# [Information]

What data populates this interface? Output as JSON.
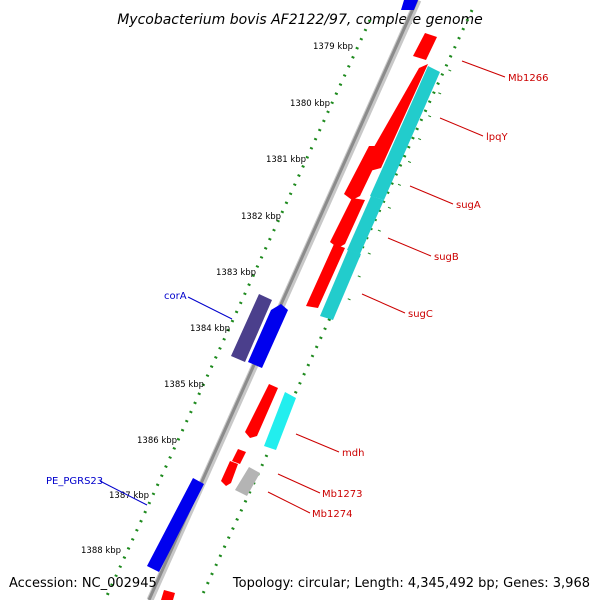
{
  "title": "Mycobacterium bovis AF2122/97, complete genome",
  "accession": "Accession: NC_002945",
  "summary": "Topology: circular; Length: 4,345,492 bp; Genes: 3,968",
  "colors": {
    "backbone": "#8c8c8c",
    "dots": "#1e8a1e",
    "red_feature": "#ff0000",
    "red_label": "#cc0000",
    "cyan_feature": "#22cccc",
    "blue_feature": "#0000ee",
    "purple_feature": "#4b3f8c",
    "grey_feature": "#b4b4b4",
    "blue_label": "#0000cc"
  },
  "ticks": [
    "1379 kbp",
    "1380 kbp",
    "1381 kbp",
    "1382 kbp",
    "1383 kbp",
    "1384 kbp",
    "1385 kbp",
    "1386 kbp",
    "1387 kbp",
    "1388 kbp"
  ],
  "gene_labels": [
    "Mb1266",
    "lpqY",
    "sugA",
    "sugB",
    "sugC",
    "mdh",
    "Mb1273",
    "Mb1274",
    "corA",
    "PE_PGRS23"
  ]
}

# [Required work]
In transcribing the lines above, omit the images and keep all else exact.

# [Exercise answer]
What data populates this interface? Output as JSON.
{
  "title": "Mycobacterium bovis AF2122/97, complete genome",
  "accession": "Accession: NC_002945",
  "summary": "Topology: circular; Length: 4,345,492 bp; Genes: 3,968",
  "colors": {
    "backbone": "#8c8c8c",
    "dots": "#1e8a1e",
    "red_feature": "#ff0000",
    "red_label": "#cc0000",
    "cyan_feature": "#22cccc",
    "blue_feature": "#0000ee",
    "purple_feature": "#4b3f8c",
    "grey_feature": "#b4b4b4",
    "blue_label": "#0000cc"
  },
  "ticks": [
    "1379 kbp",
    "1380 kbp",
    "1381 kbp",
    "1382 kbp",
    "1383 kbp",
    "1384 kbp",
    "1385 kbp",
    "1386 kbp",
    "1387 kbp",
    "1388 kbp"
  ],
  "gene_labels": [
    "Mb1266",
    "lpqY",
    "sugA",
    "sugB",
    "sugC",
    "mdh",
    "Mb1273",
    "Mb1274",
    "corA",
    "PE_PGRS23"
  ]
}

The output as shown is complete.